▶ TASK DETAILS:
Leaving out the pictures, please retype each record exactly.

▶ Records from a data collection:
------------------------------
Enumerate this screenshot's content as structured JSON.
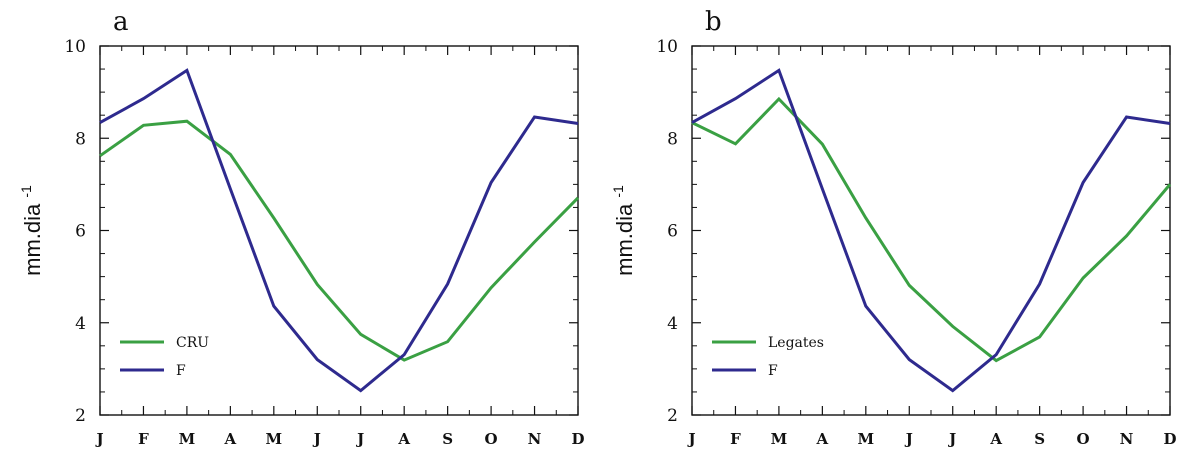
{
  "chart_data": [
    {
      "type": "line",
      "panel_label": "a",
      "ylabel": "mm.dia",
      "ylabel_superscript": "-1",
      "categories": [
        "J",
        "F",
        "M",
        "A",
        "M",
        "J",
        "J",
        "A",
        "S",
        "O",
        "N",
        "D"
      ],
      "yticks": [
        "2",
        "4",
        "6",
        "8",
        "10"
      ],
      "ylim": [
        2,
        10
      ],
      "legend_position": "bottom-left",
      "series": [
        {
          "name": "CRU",
          "color": "#3aa043",
          "values": [
            7.62,
            8.28,
            8.37,
            7.65,
            6.27,
            4.83,
            3.75,
            3.19,
            3.59,
            4.76,
            5.75,
            6.71
          ]
        },
        {
          "name": "F",
          "color": "#2e2a8e",
          "values": [
            8.34,
            8.86,
            9.47,
            6.9,
            4.36,
            3.2,
            2.53,
            3.31,
            4.84,
            7.04,
            8.46,
            8.32
          ]
        }
      ]
    },
    {
      "type": "line",
      "panel_label": "b",
      "ylabel": "mm.dia",
      "ylabel_superscript": "-1",
      "categories": [
        "J",
        "F",
        "M",
        "A",
        "M",
        "J",
        "J",
        "A",
        "S",
        "O",
        "N",
        "D"
      ],
      "yticks": [
        "2",
        "4",
        "6",
        "8",
        "10"
      ],
      "ylim": [
        2,
        10
      ],
      "legend_position": "bottom-left",
      "series": [
        {
          "name": "Legates",
          "color": "#3aa043",
          "values": [
            8.34,
            7.88,
            8.85,
            7.87,
            6.27,
            4.81,
            3.92,
            3.18,
            3.69,
            4.97,
            5.88,
            7.0
          ]
        },
        {
          "name": "F",
          "color": "#2e2a8e",
          "values": [
            8.34,
            8.86,
            9.47,
            6.9,
            4.36,
            3.2,
            2.53,
            3.31,
            4.84,
            7.04,
            8.46,
            8.32
          ]
        }
      ]
    }
  ]
}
------------------------------
▶ SOLUTION TO THE PROBLEM:
Enumerate this screenshot's content as structured JSON.
{
  "chart_data": [
    {
      "type": "line",
      "panel_label": "a",
      "ylabel": "mm.dia",
      "ylabel_superscript": "-1",
      "categories": [
        "J",
        "F",
        "M",
        "A",
        "M",
        "J",
        "J",
        "A",
        "S",
        "O",
        "N",
        "D"
      ],
      "yticks": [
        "2",
        "4",
        "6",
        "8",
        "10"
      ],
      "ylim": [
        2,
        10
      ],
      "legend_position": "bottom-left",
      "series": [
        {
          "name": "CRU",
          "color": "#3aa043",
          "values": [
            7.62,
            8.28,
            8.37,
            7.65,
            6.27,
            4.83,
            3.75,
            3.19,
            3.59,
            4.76,
            5.75,
            6.71
          ]
        },
        {
          "name": "F",
          "color": "#2e2a8e",
          "values": [
            8.34,
            8.86,
            9.47,
            6.9,
            4.36,
            3.2,
            2.53,
            3.31,
            4.84,
            7.04,
            8.46,
            8.32
          ]
        }
      ]
    },
    {
      "type": "line",
      "panel_label": "b",
      "ylabel": "mm.dia",
      "ylabel_superscript": "-1",
      "categories": [
        "J",
        "F",
        "M",
        "A",
        "M",
        "J",
        "J",
        "A",
        "S",
        "O",
        "N",
        "D"
      ],
      "yticks": [
        "2",
        "4",
        "6",
        "8",
        "10"
      ],
      "ylim": [
        2,
        10
      ],
      "legend_position": "bottom-left",
      "series": [
        {
          "name": "Legates",
          "color": "#3aa043",
          "values": [
            8.34,
            7.88,
            8.85,
            7.87,
            6.27,
            4.81,
            3.92,
            3.18,
            3.69,
            4.97,
            5.88,
            7.0
          ]
        },
        {
          "name": "F",
          "color": "#2e2a8e",
          "values": [
            8.34,
            8.86,
            9.47,
            6.9,
            4.36,
            3.2,
            2.53,
            3.31,
            4.84,
            7.04,
            8.46,
            8.32
          ]
        }
      ]
    }
  ]
}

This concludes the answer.